### Figure content listings
::::::::
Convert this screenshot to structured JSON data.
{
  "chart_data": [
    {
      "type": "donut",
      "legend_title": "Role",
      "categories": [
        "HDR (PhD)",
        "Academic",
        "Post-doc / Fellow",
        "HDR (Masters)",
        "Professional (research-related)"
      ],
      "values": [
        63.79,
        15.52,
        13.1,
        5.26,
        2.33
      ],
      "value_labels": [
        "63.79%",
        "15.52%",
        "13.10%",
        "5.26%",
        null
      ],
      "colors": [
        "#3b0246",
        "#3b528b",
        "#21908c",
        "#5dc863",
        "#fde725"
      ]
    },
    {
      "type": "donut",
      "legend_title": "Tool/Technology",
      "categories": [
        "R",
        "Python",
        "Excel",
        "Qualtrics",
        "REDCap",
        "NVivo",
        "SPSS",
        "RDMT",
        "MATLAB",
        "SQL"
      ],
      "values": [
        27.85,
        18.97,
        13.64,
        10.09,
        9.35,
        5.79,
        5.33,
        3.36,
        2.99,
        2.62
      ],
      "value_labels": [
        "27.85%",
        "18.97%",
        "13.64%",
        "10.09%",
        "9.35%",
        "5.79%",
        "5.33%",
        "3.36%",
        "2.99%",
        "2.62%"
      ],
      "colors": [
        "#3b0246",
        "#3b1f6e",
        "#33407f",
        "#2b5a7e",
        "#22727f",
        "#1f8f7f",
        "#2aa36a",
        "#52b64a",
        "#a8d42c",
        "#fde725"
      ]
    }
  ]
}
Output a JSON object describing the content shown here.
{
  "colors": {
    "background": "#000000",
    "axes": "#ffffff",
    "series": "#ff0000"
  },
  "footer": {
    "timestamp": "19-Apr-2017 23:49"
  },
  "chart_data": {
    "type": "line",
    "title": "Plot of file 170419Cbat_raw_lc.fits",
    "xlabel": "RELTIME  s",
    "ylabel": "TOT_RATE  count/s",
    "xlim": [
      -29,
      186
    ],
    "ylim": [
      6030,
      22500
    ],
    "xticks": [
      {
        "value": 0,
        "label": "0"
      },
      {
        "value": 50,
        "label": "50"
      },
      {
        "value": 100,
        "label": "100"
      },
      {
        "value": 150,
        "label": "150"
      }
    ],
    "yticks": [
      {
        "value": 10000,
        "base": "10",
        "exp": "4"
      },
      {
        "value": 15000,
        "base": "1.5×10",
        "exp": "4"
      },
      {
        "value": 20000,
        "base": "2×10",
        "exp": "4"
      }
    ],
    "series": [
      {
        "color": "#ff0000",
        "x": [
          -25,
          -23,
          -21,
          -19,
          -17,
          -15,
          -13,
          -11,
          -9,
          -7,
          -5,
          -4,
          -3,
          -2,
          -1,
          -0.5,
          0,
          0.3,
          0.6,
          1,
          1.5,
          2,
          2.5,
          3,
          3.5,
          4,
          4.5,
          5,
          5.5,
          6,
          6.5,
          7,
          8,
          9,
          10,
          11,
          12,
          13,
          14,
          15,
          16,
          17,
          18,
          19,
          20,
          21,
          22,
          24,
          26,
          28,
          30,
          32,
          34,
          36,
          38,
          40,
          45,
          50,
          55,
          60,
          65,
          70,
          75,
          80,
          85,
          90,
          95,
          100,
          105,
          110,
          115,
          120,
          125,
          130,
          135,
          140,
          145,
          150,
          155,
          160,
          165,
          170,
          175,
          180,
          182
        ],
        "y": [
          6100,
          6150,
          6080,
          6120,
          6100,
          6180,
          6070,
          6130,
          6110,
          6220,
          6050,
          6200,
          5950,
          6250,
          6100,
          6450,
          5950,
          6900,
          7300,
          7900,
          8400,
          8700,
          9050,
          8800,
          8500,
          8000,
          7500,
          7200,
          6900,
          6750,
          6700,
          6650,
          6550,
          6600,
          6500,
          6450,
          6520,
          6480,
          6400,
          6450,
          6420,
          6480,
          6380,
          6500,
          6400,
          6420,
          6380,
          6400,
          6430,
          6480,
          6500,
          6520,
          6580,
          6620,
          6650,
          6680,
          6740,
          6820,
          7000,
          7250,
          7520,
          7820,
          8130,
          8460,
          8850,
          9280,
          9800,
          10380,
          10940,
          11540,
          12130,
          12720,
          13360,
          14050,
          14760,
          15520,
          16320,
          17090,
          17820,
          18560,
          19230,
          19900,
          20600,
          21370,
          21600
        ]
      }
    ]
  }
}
::::::::
### Written exercise
Copy all lines of the listing above that contain the string "JSON".

### Answer to this problem
Convert this screenshot to structured JSON data.
Output a JSON object describing the content shown here.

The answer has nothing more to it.